» **WHAT IS NEEDED**
Transcribe each line of the material as it is, and drop any picture.

## Begin

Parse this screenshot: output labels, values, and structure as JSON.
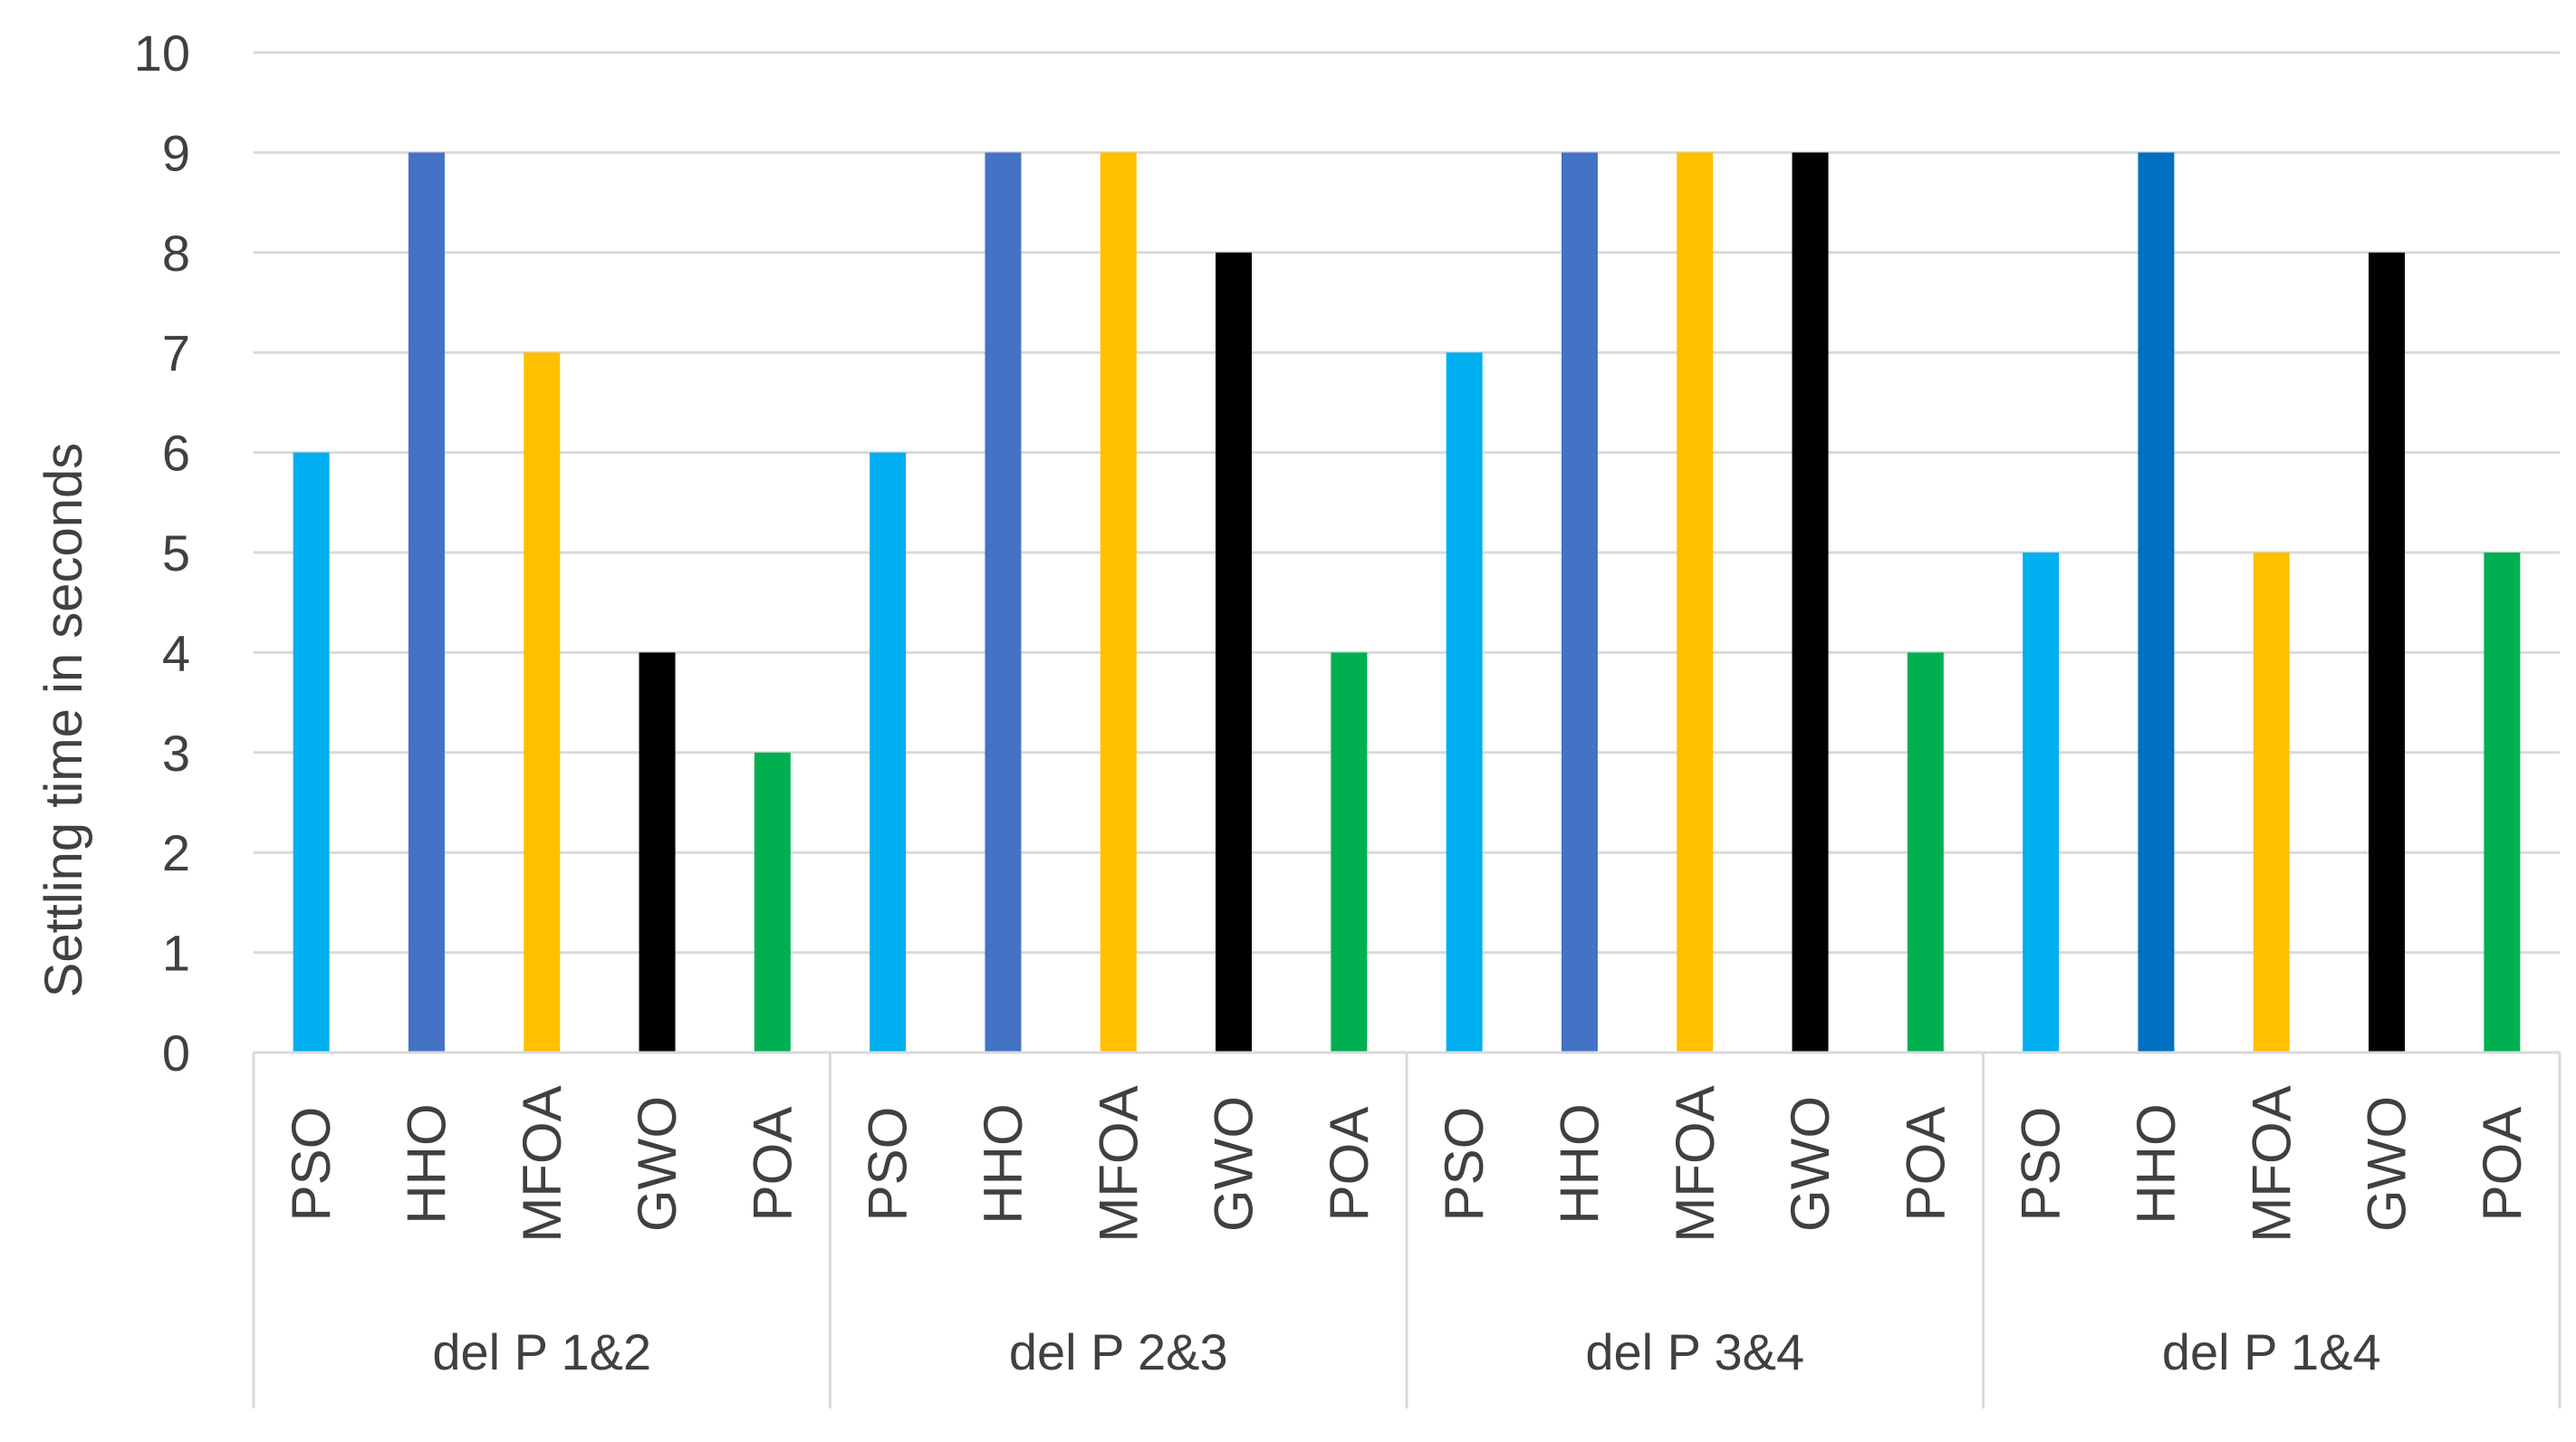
{
  "chart_data": {
    "type": "bar",
    "ylabel": "Settling time in seconds",
    "ylim": [
      0,
      10
    ],
    "yticks": [
      0,
      1,
      2,
      3,
      4,
      5,
      6,
      7,
      8,
      9,
      10
    ],
    "grid": true,
    "groups": [
      {
        "label": "del P 1&2",
        "bars": [
          {
            "category": "PSO",
            "value": 6,
            "color": "#00b0f0"
          },
          {
            "category": "HHO",
            "value": 9,
            "color": "#4472c4"
          },
          {
            "category": "MFOA",
            "value": 7,
            "color": "#ffc000"
          },
          {
            "category": "GWO",
            "value": 4,
            "color": "#000000"
          },
          {
            "category": "POA",
            "value": 3,
            "color": "#00b050"
          }
        ]
      },
      {
        "label": "del P 2&3",
        "bars": [
          {
            "category": "PSO",
            "value": 6,
            "color": "#00b0f0"
          },
          {
            "category": "HHO",
            "value": 9,
            "color": "#4472c4"
          },
          {
            "category": "MFOA",
            "value": 9,
            "color": "#ffc000"
          },
          {
            "category": "GWO",
            "value": 8,
            "color": "#000000"
          },
          {
            "category": "POA",
            "value": 4,
            "color": "#00b050"
          }
        ]
      },
      {
        "label": "del P 3&4",
        "bars": [
          {
            "category": "PSO",
            "value": 7,
            "color": "#00b0f0"
          },
          {
            "category": "HHO",
            "value": 9,
            "color": "#4472c4"
          },
          {
            "category": "MFOA",
            "value": 9,
            "color": "#ffc000"
          },
          {
            "category": "GWO",
            "value": 9,
            "color": "#000000"
          },
          {
            "category": "POA",
            "value": 4,
            "color": "#00b050"
          }
        ]
      },
      {
        "label": "del P 1&4",
        "bars": [
          {
            "category": "PSO",
            "value": 5,
            "color": "#00b0f0"
          },
          {
            "category": "HHO",
            "value": 9,
            "color": "#0070c0"
          },
          {
            "category": "MFOA",
            "value": 5,
            "color": "#ffc000"
          },
          {
            "category": "GWO",
            "value": 8,
            "color": "#000000"
          },
          {
            "category": "POA",
            "value": 5,
            "color": "#00b050"
          }
        ]
      }
    ]
  }
}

## End

» **RESULT FOR THIS TASK**
Parse this screenshot: output labels, values, and structure as JSON.
{
  "chart_data": {
    "type": "bar",
    "ylabel": "Settling time in seconds",
    "ylim": [
      0,
      10
    ],
    "yticks": [
      0,
      1,
      2,
      3,
      4,
      5,
      6,
      7,
      8,
      9,
      10
    ],
    "grid": true,
    "groups": [
      {
        "label": "del P 1&2",
        "bars": [
          {
            "category": "PSO",
            "value": 6,
            "color": "#00b0f0"
          },
          {
            "category": "HHO",
            "value": 9,
            "color": "#4472c4"
          },
          {
            "category": "MFOA",
            "value": 7,
            "color": "#ffc000"
          },
          {
            "category": "GWO",
            "value": 4,
            "color": "#000000"
          },
          {
            "category": "POA",
            "value": 3,
            "color": "#00b050"
          }
        ]
      },
      {
        "label": "del P 2&3",
        "bars": [
          {
            "category": "PSO",
            "value": 6,
            "color": "#00b0f0"
          },
          {
            "category": "HHO",
            "value": 9,
            "color": "#4472c4"
          },
          {
            "category": "MFOA",
            "value": 9,
            "color": "#ffc000"
          },
          {
            "category": "GWO",
            "value": 8,
            "color": "#000000"
          },
          {
            "category": "POA",
            "value": 4,
            "color": "#00b050"
          }
        ]
      },
      {
        "label": "del P 3&4",
        "bars": [
          {
            "category": "PSO",
            "value": 7,
            "color": "#00b0f0"
          },
          {
            "category": "HHO",
            "value": 9,
            "color": "#4472c4"
          },
          {
            "category": "MFOA",
            "value": 9,
            "color": "#ffc000"
          },
          {
            "category": "GWO",
            "value": 9,
            "color": "#000000"
          },
          {
            "category": "POA",
            "value": 4,
            "color": "#00b050"
          }
        ]
      },
      {
        "label": "del P 1&4",
        "bars": [
          {
            "category": "PSO",
            "value": 5,
            "color": "#00b0f0"
          },
          {
            "category": "HHO",
            "value": 9,
            "color": "#0070c0"
          },
          {
            "category": "MFOA",
            "value": 5,
            "color": "#ffc000"
          },
          {
            "category": "GWO",
            "value": 8,
            "color": "#000000"
          },
          {
            "category": "POA",
            "value": 5,
            "color": "#00b050"
          }
        ]
      }
    ]
  }
}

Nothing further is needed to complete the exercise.